**Listing:**
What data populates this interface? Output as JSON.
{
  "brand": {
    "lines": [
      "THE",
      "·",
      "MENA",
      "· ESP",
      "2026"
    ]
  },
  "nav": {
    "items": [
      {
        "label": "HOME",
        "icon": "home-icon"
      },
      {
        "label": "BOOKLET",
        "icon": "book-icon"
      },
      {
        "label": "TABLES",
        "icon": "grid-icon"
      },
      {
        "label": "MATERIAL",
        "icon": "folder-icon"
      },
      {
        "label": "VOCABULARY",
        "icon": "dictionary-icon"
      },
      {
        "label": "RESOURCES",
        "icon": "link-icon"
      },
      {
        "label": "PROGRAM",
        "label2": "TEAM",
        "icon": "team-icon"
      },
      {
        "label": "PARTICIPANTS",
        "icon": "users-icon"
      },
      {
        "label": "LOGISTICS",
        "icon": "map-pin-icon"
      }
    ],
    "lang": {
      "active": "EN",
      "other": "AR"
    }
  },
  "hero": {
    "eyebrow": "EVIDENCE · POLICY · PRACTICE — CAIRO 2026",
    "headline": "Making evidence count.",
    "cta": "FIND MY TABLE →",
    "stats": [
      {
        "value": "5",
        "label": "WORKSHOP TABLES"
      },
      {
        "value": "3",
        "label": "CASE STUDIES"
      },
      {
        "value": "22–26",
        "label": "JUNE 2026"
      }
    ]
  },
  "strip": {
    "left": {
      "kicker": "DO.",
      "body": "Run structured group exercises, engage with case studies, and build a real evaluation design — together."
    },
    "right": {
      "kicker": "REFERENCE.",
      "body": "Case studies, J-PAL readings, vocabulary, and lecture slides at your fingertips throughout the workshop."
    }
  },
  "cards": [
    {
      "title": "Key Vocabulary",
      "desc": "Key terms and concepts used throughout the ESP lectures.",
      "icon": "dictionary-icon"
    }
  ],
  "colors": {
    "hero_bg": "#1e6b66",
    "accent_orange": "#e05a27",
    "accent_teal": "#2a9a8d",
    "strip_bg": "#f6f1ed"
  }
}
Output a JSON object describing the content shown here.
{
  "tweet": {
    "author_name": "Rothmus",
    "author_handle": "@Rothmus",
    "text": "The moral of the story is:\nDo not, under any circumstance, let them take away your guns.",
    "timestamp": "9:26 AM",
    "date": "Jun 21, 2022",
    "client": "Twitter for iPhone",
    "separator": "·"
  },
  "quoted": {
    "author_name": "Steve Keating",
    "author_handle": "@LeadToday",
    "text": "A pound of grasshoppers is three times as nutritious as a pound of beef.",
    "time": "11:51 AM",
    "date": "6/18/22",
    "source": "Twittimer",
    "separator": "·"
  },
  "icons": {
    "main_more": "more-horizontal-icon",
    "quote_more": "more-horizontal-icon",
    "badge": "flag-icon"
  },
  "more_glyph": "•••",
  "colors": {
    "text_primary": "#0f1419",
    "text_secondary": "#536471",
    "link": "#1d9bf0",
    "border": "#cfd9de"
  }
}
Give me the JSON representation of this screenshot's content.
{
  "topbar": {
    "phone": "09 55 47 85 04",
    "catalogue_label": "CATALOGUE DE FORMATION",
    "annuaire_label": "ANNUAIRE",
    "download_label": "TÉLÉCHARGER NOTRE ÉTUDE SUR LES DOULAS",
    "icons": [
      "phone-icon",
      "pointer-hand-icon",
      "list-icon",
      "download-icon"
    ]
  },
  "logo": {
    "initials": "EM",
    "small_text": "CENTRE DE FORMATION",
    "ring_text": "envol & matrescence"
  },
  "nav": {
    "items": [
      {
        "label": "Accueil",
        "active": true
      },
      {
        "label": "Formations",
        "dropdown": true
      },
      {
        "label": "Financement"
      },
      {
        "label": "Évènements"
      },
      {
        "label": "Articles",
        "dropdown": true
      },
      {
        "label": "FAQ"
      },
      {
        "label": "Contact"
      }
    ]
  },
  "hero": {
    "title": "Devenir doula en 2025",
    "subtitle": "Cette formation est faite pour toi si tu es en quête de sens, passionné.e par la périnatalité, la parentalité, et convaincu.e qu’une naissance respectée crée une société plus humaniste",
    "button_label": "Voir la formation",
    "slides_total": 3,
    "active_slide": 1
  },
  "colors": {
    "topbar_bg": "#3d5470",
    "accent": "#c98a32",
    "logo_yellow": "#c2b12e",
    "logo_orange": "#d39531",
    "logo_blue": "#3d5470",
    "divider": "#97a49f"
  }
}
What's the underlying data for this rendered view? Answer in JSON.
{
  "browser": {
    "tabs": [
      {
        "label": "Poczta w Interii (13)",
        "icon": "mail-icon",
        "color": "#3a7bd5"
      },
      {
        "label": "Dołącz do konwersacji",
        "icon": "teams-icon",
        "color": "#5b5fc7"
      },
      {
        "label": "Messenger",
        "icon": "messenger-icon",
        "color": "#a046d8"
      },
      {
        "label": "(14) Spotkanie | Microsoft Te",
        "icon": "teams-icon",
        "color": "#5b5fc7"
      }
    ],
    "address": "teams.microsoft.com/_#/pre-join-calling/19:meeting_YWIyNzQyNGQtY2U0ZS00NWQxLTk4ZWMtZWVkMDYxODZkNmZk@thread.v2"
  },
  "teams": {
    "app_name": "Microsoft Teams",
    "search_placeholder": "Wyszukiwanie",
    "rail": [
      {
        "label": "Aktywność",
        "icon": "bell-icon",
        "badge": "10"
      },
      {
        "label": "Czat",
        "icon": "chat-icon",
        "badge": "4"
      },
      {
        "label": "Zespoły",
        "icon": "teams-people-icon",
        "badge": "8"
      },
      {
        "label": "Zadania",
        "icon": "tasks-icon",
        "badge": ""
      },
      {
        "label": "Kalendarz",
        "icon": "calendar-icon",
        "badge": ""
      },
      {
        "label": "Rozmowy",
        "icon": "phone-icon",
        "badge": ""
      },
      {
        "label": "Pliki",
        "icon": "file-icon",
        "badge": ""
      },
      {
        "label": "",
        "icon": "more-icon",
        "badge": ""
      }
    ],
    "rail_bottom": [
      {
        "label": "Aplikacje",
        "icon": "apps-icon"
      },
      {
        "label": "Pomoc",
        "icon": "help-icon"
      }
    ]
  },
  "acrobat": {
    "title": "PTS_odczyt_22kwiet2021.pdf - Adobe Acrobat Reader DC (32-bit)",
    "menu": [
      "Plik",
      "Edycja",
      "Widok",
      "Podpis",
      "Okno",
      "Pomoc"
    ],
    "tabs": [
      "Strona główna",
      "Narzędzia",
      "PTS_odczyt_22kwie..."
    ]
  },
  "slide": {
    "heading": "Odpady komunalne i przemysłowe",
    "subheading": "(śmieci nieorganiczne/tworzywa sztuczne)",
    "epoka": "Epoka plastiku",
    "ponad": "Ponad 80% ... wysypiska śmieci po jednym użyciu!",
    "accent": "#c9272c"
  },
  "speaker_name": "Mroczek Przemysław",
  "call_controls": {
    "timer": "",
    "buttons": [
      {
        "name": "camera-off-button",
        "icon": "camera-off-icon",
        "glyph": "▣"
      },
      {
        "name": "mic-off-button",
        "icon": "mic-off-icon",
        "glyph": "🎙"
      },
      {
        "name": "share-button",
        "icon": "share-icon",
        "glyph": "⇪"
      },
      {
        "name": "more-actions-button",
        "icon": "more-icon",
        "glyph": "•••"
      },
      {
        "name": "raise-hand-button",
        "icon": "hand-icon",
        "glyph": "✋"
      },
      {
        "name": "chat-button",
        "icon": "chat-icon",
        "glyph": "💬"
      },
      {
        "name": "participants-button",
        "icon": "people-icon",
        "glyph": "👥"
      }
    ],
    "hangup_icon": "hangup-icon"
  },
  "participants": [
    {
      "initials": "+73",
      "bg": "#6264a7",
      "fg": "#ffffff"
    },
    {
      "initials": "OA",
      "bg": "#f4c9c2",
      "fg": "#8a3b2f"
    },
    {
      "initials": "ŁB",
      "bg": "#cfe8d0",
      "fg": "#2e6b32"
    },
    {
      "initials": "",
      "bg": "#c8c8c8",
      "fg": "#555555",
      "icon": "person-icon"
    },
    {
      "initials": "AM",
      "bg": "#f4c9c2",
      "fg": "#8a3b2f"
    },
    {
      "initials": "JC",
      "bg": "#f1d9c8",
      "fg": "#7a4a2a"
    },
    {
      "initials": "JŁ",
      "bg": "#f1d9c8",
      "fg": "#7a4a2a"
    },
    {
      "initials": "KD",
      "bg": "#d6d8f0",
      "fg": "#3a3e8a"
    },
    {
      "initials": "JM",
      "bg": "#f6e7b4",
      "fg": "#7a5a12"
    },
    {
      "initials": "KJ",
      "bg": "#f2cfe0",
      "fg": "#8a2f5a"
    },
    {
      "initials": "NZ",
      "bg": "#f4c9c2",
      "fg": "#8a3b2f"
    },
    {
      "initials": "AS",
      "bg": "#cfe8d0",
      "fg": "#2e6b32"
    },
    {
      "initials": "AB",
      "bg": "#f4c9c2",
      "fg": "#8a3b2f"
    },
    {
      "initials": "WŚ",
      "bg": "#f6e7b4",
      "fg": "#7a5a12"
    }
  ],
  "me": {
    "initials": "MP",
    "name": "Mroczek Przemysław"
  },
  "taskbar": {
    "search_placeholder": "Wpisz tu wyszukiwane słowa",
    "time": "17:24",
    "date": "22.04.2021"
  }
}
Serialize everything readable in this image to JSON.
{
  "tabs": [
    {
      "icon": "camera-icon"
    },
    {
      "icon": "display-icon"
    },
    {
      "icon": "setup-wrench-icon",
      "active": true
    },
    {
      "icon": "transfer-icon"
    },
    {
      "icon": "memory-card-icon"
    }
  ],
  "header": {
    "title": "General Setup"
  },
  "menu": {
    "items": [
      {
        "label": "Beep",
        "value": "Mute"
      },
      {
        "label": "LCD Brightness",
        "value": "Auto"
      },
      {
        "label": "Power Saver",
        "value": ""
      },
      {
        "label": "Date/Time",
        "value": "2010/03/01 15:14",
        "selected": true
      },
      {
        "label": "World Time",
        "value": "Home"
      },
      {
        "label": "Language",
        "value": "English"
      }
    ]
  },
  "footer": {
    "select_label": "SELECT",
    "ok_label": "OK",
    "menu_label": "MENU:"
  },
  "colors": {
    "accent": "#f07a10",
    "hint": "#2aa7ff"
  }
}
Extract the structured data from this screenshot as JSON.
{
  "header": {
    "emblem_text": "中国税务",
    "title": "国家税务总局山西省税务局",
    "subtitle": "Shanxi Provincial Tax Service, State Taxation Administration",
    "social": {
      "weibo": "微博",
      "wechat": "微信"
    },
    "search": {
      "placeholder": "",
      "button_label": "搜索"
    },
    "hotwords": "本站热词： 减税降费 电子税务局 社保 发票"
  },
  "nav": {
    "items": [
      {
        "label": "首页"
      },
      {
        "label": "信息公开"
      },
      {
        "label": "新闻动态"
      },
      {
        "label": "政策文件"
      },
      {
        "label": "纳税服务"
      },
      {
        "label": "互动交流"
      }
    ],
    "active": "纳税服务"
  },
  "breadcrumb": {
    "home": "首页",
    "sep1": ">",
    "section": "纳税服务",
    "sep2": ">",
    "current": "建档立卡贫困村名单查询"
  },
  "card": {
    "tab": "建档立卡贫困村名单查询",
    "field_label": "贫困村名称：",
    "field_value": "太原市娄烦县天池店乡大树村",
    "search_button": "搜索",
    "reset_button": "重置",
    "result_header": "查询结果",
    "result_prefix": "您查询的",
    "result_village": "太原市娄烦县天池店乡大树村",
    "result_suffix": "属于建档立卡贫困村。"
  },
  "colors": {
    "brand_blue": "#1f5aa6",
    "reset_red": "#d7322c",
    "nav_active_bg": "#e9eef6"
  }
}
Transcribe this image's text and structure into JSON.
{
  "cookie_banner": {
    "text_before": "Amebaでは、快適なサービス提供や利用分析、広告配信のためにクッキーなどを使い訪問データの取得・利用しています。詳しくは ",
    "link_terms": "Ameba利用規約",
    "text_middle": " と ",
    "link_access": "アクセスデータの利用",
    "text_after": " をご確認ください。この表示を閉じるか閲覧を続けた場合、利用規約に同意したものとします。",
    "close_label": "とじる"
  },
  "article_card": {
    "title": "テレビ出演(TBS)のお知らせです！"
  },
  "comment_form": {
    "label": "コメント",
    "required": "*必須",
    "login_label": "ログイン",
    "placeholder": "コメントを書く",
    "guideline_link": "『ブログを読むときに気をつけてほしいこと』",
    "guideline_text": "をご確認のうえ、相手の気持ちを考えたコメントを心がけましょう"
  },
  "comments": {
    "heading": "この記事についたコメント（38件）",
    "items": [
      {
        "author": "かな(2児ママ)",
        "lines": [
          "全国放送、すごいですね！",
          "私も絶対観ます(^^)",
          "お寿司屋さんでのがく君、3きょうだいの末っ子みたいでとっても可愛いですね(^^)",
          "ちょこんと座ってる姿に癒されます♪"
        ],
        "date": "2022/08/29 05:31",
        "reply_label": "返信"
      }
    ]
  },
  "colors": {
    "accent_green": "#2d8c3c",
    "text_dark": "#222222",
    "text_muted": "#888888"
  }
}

**Direction:** Nothing but the lines from the one with "Transcribe this image's" through the end of the data above should be repeated, each exactly as it stands.

**The completed task:**
Transcribe this image's text and structure into JSON.
{
  "cookie_banner": {
    "text_before": "Amebaでは、快適なサービス提供や利用分析、広告配信のためにクッキーなどを使い訪問データの取得・利用しています。詳しくは ",
    "link_terms": "Ameba利用規約",
    "text_middle": " と ",
    "link_access": "アクセスデータの利用",
    "text_after": " をご確認ください。この表示を閉じるか閲覧を続けた場合、利用規約に同意したものとします。",
    "close_label": "とじる"
  },
  "article_card": {
    "title": "テレビ出演(TBS)のお知らせです！"
  },
  "comment_form": {
    "label": "コメント",
    "required": "*必須",
    "login_label": "ログイン",
    "placeholder": "コメントを書く",
    "guideline_link": "『ブログを読むときに気をつけてほしいこと』",
    "guideline_text": "をご確認のうえ、相手の気持ちを考えたコメントを心がけましょう"
  },
  "comments": {
    "heading": "この記事についたコメント（38件）",
    "items": [
      {
        "author": "かな(2児ママ)",
        "lines": [
          "全国放送、すごいですね！",
          "私も絶対観ます(^^)",
          "お寿司屋さんでのがく君、3きょうだいの末っ子みたいでとっても可愛いですね(^^)",
          "ちょこんと座ってる姿に癒されます♪"
        ],
        "date": "2022/08/29 05:31",
        "reply_label": "返信"
      }
    ]
  },
  "colors": {
    "accent_green": "#2d8c3c",
    "text_dark": "#222222",
    "text_muted": "#888888"
  }
}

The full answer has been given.